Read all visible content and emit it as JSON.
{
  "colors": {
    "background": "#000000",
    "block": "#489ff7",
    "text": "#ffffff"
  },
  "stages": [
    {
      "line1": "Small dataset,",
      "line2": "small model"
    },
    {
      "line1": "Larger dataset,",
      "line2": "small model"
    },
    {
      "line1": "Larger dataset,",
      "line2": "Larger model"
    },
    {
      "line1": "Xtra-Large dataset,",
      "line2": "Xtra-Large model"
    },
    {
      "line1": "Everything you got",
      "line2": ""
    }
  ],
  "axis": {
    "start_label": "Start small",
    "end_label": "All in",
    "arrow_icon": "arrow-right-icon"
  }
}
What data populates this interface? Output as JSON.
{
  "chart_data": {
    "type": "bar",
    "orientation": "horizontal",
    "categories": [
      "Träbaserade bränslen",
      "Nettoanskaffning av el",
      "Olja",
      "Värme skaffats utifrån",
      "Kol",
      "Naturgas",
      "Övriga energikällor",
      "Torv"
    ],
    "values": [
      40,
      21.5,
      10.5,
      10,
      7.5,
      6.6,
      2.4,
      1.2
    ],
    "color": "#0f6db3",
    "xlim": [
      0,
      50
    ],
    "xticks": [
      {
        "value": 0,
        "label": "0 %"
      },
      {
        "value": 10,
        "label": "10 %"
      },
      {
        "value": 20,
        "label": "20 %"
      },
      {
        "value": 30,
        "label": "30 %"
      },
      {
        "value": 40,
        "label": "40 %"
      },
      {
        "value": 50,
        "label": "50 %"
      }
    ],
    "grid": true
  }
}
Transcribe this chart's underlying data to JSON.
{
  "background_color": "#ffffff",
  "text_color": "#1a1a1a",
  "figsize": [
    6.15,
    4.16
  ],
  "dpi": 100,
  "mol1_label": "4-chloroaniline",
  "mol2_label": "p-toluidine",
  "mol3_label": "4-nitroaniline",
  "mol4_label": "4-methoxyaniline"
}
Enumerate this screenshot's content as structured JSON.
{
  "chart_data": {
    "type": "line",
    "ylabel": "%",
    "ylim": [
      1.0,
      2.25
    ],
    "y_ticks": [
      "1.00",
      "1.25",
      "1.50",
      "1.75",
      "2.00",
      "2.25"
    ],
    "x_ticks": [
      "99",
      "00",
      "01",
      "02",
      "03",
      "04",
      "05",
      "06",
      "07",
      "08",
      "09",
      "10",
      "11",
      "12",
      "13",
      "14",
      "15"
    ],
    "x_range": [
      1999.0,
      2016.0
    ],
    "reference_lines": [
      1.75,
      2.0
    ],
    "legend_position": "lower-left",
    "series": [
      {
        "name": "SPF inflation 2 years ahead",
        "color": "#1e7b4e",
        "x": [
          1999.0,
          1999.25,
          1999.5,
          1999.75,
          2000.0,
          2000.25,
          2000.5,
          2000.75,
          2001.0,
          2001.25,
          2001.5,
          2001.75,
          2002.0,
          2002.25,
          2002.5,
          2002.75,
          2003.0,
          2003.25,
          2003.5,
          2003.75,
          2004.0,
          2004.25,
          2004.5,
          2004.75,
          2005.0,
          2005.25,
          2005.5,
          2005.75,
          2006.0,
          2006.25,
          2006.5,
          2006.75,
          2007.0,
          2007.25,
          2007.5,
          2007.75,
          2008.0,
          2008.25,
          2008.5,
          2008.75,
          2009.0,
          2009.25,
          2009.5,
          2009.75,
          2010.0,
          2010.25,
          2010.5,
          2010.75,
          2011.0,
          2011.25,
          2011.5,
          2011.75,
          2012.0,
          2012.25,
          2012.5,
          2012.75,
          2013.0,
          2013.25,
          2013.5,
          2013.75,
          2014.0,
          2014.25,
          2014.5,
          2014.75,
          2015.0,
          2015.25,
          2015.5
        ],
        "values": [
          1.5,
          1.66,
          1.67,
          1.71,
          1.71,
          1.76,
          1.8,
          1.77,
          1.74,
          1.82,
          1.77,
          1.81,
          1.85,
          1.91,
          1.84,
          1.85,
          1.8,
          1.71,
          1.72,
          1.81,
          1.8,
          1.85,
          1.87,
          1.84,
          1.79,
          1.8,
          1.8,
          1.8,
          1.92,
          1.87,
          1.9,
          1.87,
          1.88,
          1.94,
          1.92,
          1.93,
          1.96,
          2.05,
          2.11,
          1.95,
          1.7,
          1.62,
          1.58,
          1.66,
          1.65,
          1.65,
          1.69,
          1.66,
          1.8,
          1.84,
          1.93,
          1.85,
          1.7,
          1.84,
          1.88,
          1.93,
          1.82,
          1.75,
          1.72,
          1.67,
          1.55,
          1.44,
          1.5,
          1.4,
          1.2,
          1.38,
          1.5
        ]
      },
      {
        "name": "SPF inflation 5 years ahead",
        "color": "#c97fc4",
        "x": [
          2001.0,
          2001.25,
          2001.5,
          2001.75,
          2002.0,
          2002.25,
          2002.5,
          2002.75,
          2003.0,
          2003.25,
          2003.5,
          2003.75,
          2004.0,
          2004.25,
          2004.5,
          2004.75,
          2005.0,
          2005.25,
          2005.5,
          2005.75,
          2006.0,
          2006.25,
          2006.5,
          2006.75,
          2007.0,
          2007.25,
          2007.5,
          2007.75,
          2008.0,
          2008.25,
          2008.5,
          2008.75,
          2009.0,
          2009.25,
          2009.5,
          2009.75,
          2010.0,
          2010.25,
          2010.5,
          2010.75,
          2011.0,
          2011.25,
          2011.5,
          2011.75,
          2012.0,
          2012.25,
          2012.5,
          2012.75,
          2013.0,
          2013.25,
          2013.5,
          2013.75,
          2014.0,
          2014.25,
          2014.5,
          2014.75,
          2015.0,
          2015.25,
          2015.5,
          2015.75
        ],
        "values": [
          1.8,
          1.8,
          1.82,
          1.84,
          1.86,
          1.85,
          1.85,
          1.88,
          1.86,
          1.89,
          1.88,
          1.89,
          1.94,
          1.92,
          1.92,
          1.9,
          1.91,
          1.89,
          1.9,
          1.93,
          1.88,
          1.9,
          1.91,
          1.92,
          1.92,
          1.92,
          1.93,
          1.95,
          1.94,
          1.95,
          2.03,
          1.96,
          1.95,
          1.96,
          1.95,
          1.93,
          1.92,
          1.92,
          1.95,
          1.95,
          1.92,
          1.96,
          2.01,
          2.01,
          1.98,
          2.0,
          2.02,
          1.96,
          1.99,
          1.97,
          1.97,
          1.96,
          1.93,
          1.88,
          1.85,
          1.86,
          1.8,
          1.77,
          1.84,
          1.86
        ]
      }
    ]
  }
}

Task instructions: Go back to the listing above and please repeat it exactly.

Answer:
Read all visible content and emit it as JSON.
{
  "colors": {
    "background": "#000000",
    "block": "#489ff7",
    "text": "#ffffff"
  },
  "stages": [
    {
      "line1": "Small dataset,",
      "line2": "small model"
    },
    {
      "line1": "Larger dataset,",
      "line2": "small model"
    },
    {
      "line1": "Larger dataset,",
      "line2": "Larger model"
    },
    {
      "line1": "Xtra-Large dataset,",
      "line2": "Xtra-Large model"
    },
    {
      "line1": "Everything you got",
      "line2": ""
    }
  ],
  "axis": {
    "start_label": "Start small",
    "end_label": "All in",
    "arrow_icon": "arrow-right-icon"
  }
}
What data populates this interface? Output as JSON.
{
  "chart_data": {
    "type": "bar",
    "orientation": "horizontal",
    "categories": [
      "Träbaserade bränslen",
      "Nettoanskaffning av el",
      "Olja",
      "Värme skaffats utifrån",
      "Kol",
      "Naturgas",
      "Övriga energikällor",
      "Torv"
    ],
    "values": [
      40,
      21.5,
      10.5,
      10,
      7.5,
      6.6,
      2.4,
      1.2
    ],
    "color": "#0f6db3",
    "xlim": [
      0,
      50
    ],
    "xticks": [
      {
        "value": 0,
        "label": "0 %"
      },
      {
        "value": 10,
        "label": "10 %"
      },
      {
        "value": 20,
        "label": "20 %"
      },
      {
        "value": 30,
        "label": "30 %"
      },
      {
        "value": 40,
        "label": "40 %"
      },
      {
        "value": 50,
        "label": "50 %"
      }
    ],
    "grid": true
  }
}
Transcribe this chart's underlying data to JSON.
{
  "background_color": "#ffffff",
  "text_color": "#1a1a1a",
  "figsize": [
    6.15,
    4.16
  ],
  "dpi": 100,
  "mol1_label": "4-chloroaniline",
  "mol2_label": "p-toluidine",
  "mol3_label": "4-nitroaniline",
  "mol4_label": "4-methoxyaniline"
}
Enumerate this screenshot's content as structured JSON.
{
  "chart_data": {
    "type": "line",
    "ylabel": "%",
    "ylim": [
      1.0,
      2.25
    ],
    "y_ticks": [
      "1.00",
      "1.25",
      "1.50",
      "1.75",
      "2.00",
      "2.25"
    ],
    "x_ticks": [
      "99",
      "00",
      "01",
      "02",
      "03",
      "04",
      "05",
      "06",
      "07",
      "08",
      "09",
      "10",
      "11",
      "12",
      "13",
      "14",
      "15"
    ],
    "x_range": [
      1999.0,
      2016.0
    ],
    "reference_lines": [
      1.75,
      2.0
    ],
    "legend_position": "lower-left",
    "series": [
      {
        "name": "SPF inflation 2 years ahead",
        "color": "#1e7b4e",
        "x": [
          1999.0,
          1999.25,
          1999.5,
          1999.75,
          2000.0,
          2000.25,
          2000.5,
          2000.75,
          2001.0,
          2001.25,
          2001.5,
          2001.75,
          2002.0,
          2002.25,
          2002.5,
          2002.75,
          2003.0,
          2003.25,
          2003.5,
          2003.75,
          2004.0,
          2004.25,
          2004.5,
          2004.75,
          2005.0,
          2005.25,
          2005.5,
          2005.75,
          2006.0,
          2006.25,
          2006.5,
          2006.75,
          2007.0,
          2007.25,
          2007.5,
          2007.75,
          2008.0,
          2008.25,
          2008.5,
          2008.75,
          2009.0,
          2009.25,
          2009.5,
          2009.75,
          2010.0,
          2010.25,
          2010.5,
          2010.75,
          2011.0,
          2011.25,
          2011.5,
          2011.75,
          2012.0,
          2012.25,
          2012.5,
          2012.75,
          2013.0,
          2013.25,
          2013.5,
          2013.75,
          2014.0,
          2014.25,
          2014.5,
          2014.75,
          2015.0,
          2015.25,
          2015.5
        ],
        "values": [
          1.5,
          1.66,
          1.67,
          1.71,
          1.71,
          1.76,
          1.8,
          1.77,
          1.74,
          1.82,
          1.77,
          1.81,
          1.85,
          1.91,
          1.84,
          1.85,
          1.8,
          1.71,
          1.72,
          1.81,
          1.8,
          1.85,
          1.87,
          1.84,
          1.79,
          1.8,
          1.8,
          1.8,
          1.92,
          1.87,
          1.9,
          1.87,
          1.88,
          1.94,
          1.92,
          1.93,
          1.96,
          2.05,
          2.11,
          1.95,
          1.7,
          1.62,
          1.58,
          1.66,
          1.65,
          1.65,
          1.69,
          1.66,
          1.8,
          1.84,
          1.93,
          1.85,
          1.7,
          1.84,
          1.88,
          1.93,
          1.82,
          1.75,
          1.72,
          1.67,
          1.55,
          1.44,
          1.5,
          1.4,
          1.2,
          1.38,
          1.5
        ]
      },
      {
        "name": "SPF inflation 5 years ahead",
        "color": "#c97fc4",
        "x": [
          2001.0,
          2001.25,
          2001.5,
          2001.75,
          2002.0,
          2002.25,
          2002.5,
          2002.75,
          2003.0,
          2003.25,
          2003.5,
          2003.75,
          2004.0,
          2004.25,
          2004.5,
          2004.75,
          2005.0,
          2005.25,
          2005.5,
          2005.75,
          2006.0,
          2006.25,
          2006.5,
          2006.75,
          2007.0,
          2007.25,
          2007.5,
          2007.75,
          2008.0,
          2008.25,
          2008.5,
          2008.75,
          2009.0,
          2009.25,
          2009.5,
          2009.75,
          2010.0,
          2010.25,
          2010.5,
          2010.75,
          2011.0,
          2011.25,
          2011.5,
          2011.75,
          2012.0,
          2012.25,
          2012.5,
          2012.75,
          2013.0,
          2013.25,
          2013.5,
          2013.75,
          2014.0,
          2014.25,
          2014.5,
          2014.75,
          2015.0,
          2015.25,
          2015.5,
          2015.75
        ],
        "values": [
          1.8,
          1.8,
          1.82,
          1.84,
          1.86,
          1.85,
          1.85,
          1.88,
          1.86,
          1.89,
          1.88,
          1.89,
          1.94,
          1.92,
          1.92,
          1.9,
          1.91,
          1.89,
          1.9,
          1.93,
          1.88,
          1.9,
          1.91,
          1.92,
          1.92,
          1.92,
          1.93,
          1.95,
          1.94,
          1.95,
          2.03,
          1.96,
          1.95,
          1.96,
          1.95,
          1.93,
          1.92,
          1.92,
          1.95,
          1.95,
          1.92,
          1.96,
          2.01,
          2.01,
          1.98,
          2.0,
          2.02,
          1.96,
          1.99,
          1.97,
          1.97,
          1.96,
          1.93,
          1.88,
          1.85,
          1.86,
          1.8,
          1.77,
          1.84,
          1.86
        ]
      }
    ]
  }
}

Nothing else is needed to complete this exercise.